> **Exercise prompt**
Send back the records in full, character for character.

----- Extracted records -----

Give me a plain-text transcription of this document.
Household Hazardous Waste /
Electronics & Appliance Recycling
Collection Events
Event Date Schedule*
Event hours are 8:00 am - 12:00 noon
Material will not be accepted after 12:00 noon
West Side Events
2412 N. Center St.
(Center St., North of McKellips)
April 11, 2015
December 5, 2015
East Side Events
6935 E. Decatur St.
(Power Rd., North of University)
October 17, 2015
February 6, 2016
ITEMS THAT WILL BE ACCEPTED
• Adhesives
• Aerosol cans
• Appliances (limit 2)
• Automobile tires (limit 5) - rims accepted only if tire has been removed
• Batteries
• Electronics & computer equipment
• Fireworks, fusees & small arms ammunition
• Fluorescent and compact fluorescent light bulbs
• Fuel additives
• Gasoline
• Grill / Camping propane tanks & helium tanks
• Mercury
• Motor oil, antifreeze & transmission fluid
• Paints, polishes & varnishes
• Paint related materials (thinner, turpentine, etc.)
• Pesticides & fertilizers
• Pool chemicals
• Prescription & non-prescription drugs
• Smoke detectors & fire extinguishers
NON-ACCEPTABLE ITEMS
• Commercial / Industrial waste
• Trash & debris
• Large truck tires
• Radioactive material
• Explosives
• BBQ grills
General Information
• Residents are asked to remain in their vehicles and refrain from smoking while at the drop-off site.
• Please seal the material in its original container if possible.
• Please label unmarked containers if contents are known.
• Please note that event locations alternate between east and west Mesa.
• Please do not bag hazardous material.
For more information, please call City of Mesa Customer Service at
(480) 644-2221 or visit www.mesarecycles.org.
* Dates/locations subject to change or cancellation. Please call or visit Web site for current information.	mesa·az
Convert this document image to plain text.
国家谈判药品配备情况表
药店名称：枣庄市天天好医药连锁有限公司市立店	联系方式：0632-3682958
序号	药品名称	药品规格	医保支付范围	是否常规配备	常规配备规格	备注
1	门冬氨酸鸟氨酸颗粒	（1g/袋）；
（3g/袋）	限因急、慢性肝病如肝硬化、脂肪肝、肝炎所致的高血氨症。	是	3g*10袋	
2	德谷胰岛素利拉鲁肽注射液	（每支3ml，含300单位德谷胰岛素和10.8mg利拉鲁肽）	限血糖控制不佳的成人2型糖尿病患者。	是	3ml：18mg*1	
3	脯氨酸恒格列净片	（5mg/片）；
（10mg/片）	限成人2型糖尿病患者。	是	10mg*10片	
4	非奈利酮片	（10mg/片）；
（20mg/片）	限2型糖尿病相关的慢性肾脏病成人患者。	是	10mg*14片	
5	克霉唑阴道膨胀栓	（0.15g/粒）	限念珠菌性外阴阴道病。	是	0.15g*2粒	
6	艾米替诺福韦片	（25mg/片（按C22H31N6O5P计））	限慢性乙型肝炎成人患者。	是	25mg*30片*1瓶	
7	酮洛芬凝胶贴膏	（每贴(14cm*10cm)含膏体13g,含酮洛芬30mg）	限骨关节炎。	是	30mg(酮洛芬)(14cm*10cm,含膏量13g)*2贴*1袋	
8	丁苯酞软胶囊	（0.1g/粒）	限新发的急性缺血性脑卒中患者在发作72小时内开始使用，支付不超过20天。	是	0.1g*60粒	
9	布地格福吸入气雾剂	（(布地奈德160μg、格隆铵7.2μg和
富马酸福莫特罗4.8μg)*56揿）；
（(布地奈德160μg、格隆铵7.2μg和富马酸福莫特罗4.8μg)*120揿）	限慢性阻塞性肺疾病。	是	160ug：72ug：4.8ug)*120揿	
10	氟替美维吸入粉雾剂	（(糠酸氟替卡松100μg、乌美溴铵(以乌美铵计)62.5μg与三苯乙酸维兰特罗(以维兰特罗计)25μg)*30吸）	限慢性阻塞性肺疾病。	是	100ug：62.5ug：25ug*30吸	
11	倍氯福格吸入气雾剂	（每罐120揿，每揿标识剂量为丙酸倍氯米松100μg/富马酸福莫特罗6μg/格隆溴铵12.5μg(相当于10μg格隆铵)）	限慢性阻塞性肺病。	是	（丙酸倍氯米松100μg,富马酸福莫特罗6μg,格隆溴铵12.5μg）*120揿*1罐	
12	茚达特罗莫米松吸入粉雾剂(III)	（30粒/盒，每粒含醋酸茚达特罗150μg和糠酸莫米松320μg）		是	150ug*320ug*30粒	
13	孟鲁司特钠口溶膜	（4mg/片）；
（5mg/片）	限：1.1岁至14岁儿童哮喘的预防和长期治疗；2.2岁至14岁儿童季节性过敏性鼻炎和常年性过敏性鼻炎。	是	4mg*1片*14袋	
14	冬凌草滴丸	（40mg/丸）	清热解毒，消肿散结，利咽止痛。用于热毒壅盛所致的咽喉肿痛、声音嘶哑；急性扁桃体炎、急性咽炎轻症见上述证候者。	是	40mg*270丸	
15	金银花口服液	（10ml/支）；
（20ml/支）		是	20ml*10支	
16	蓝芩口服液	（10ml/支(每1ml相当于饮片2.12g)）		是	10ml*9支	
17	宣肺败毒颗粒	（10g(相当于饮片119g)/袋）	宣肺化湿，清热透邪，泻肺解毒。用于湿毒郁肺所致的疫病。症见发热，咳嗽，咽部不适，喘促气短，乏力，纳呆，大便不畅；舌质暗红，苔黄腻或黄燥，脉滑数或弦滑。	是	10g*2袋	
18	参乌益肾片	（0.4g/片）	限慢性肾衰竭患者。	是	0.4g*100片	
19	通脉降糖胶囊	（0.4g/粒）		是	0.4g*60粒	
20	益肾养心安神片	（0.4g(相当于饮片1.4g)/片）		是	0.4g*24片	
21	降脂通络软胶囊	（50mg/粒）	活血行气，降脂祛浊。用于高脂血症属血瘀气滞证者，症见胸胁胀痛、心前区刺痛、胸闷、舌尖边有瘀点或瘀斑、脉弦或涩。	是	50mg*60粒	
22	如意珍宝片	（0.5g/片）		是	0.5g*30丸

-----

> **Response to the exercise**
Give me a plain-text transcription of this document.
Household Hazardous Waste /
Electronics & Appliance Recycling
Collection Events
Event Date Schedule*
Event hours are 8:00 am - 12:00 noon
Material will not be accepted after 12:00 noon
West Side Events
2412 N. Center St.
(Center St., North of McKellips)
April 11, 2015
December 5, 2015
East Side Events
6935 E. Decatur St.
(Power Rd., North of University)
October 17, 2015
February 6, 2016
ITEMS THAT WILL BE ACCEPTED
• Adhesives
• Aerosol cans
• Appliances (limit 2)
• Automobile tires (limit 5) - rims accepted only if tire has been removed
• Batteries
• Electronics & computer equipment
• Fireworks, fusees & small arms ammunition
• Fluorescent and compact fluorescent light bulbs
• Fuel additives
• Gasoline
• Grill / Camping propane tanks & helium tanks
• Mercury
• Motor oil, antifreeze & transmission fluid
• Paints, polishes & varnishes
• Paint related materials (thinner, turpentine, etc.)
• Pesticides & fertilizers
• Pool chemicals
• Prescription & non-prescription drugs
• Smoke detectors & fire extinguishers
NON-ACCEPTABLE ITEMS
• Commercial / Industrial waste
• Trash & debris
• Large truck tires
• Radioactive material
• Explosives
• BBQ grills
General Information
• Residents are asked to remain in their vehicles and refrain from smoking while at the drop-off site.
• Please seal the material in its original container if possible.
• Please label unmarked containers if contents are known.
• Please note that event locations alternate between east and west Mesa.
• Please do not bag hazardous material.
For more information, please call City of Mesa Customer Service at
(480) 644-2221 or visit www.mesarecycles.org.
* Dates/locations subject to change or cancellation. Please call or visit Web site for current information.	mesa·az
Convert this document image to plain text.
国家谈判药品配备情况表
药店名称：枣庄市天天好医药连锁有限公司市立店	联系方式：0632-3682958
序号	药品名称	药品规格	医保支付范围	是否常规配备	常规配备规格	备注
1	门冬氨酸鸟氨酸颗粒	（1g/袋）；
（3g/袋）	限因急、慢性肝病如肝硬化、脂肪肝、肝炎所致的高血氨症。	是	3g*10袋	
2	德谷胰岛素利拉鲁肽注射液	（每支3ml，含300单位德谷胰岛素和10.8mg利拉鲁肽）	限血糖控制不佳的成人2型糖尿病患者。	是	3ml：18mg*1	
3	脯氨酸恒格列净片	（5mg/片）；
（10mg/片）	限成人2型糖尿病患者。	是	10mg*10片	
4	非奈利酮片	（10mg/片）；
（20mg/片）	限2型糖尿病相关的慢性肾脏病成人患者。	是	10mg*14片	
5	克霉唑阴道膨胀栓	（0.15g/粒）	限念珠菌性外阴阴道病。	是	0.15g*2粒	
6	艾米替诺福韦片	（25mg/片（按C22H31N6O5P计））	限慢性乙型肝炎成人患者。	是	25mg*30片*1瓶	
7	酮洛芬凝胶贴膏	（每贴(14cm*10cm)含膏体13g,含酮洛芬30mg）	限骨关节炎。	是	30mg(酮洛芬)(14cm*10cm,含膏量13g)*2贴*1袋	
8	丁苯酞软胶囊	（0.1g/粒）	限新发的急性缺血性脑卒中患者在发作72小时内开始使用，支付不超过20天。	是	0.1g*60粒	
9	布地格福吸入气雾剂	（(布地奈德160μg、格隆铵7.2μg和
富马酸福莫特罗4.8μg)*56揿）；
（(布地奈德160μg、格隆铵7.2μg和富马酸福莫特罗4.8μg)*120揿）	限慢性阻塞性肺疾病。	是	160ug：72ug：4.8ug)*120揿	
10	氟替美维吸入粉雾剂	（(糠酸氟替卡松100μg、乌美溴铵(以乌美铵计)62.5μg与三苯乙酸维兰特罗(以维兰特罗计)25μg)*30吸）	限慢性阻塞性肺疾病。	是	100ug：62.5ug：25ug*30吸	
11	倍氯福格吸入气雾剂	（每罐120揿，每揿标识剂量为丙酸倍氯米松100μg/富马酸福莫特罗6μg/格隆溴铵12.5μg(相当于10μg格隆铵)）	限慢性阻塞性肺病。	是	（丙酸倍氯米松100μg,富马酸福莫特罗6μg,格隆溴铵12.5μg）*120揿*1罐	
12	茚达特罗莫米松吸入粉雾剂(III)	（30粒/盒，每粒含醋酸茚达特罗150μg和糠酸莫米松320μg）		是	150ug*320ug*30粒	
13	孟鲁司特钠口溶膜	（4mg/片）；
（5mg/片）	限：1.1岁至14岁儿童哮喘的预防和长期治疗；2.2岁至14岁儿童季节性过敏性鼻炎和常年性过敏性鼻炎。	是	4mg*1片*14袋	
14	冬凌草滴丸	（40mg/丸）	清热解毒，消肿散结，利咽止痛。用于热毒壅盛所致的咽喉肿痛、声音嘶哑；急性扁桃体炎、急性咽炎轻症见上述证候者。	是	40mg*270丸	
15	金银花口服液	（10ml/支）；
（20ml/支）		是	20ml*10支	
16	蓝芩口服液	（10ml/支(每1ml相当于饮片2.12g)）		是	10ml*9支	
17	宣肺败毒颗粒	（10g(相当于饮片119g)/袋）	宣肺化湿，清热透邪，泻肺解毒。用于湿毒郁肺所致的疫病。症见发热，咳嗽，咽部不适，喘促气短，乏力，纳呆，大便不畅；舌质暗红，苔黄腻或黄燥，脉滑数或弦滑。	是	10g*2袋	
18	参乌益肾片	（0.4g/片）	限慢性肾衰竭患者。	是	0.4g*100片	
19	通脉降糖胶囊	（0.4g/粒）		是	0.4g*60粒	
20	益肾养心安神片	（0.4g(相当于饮片1.4g)/片）		是	0.4g*24片	
21	降脂通络软胶囊	（50mg/粒）	活血行气，降脂祛浊。用于高脂血症属血瘀气滞证者，症见胸胁胀痛、心前区刺痛、胸闷、舌尖边有瘀点或瘀斑、脉弦或涩。	是	50mg*60粒	
22	如意珍宝片	（0.5g/片）		是	0.5g*30丸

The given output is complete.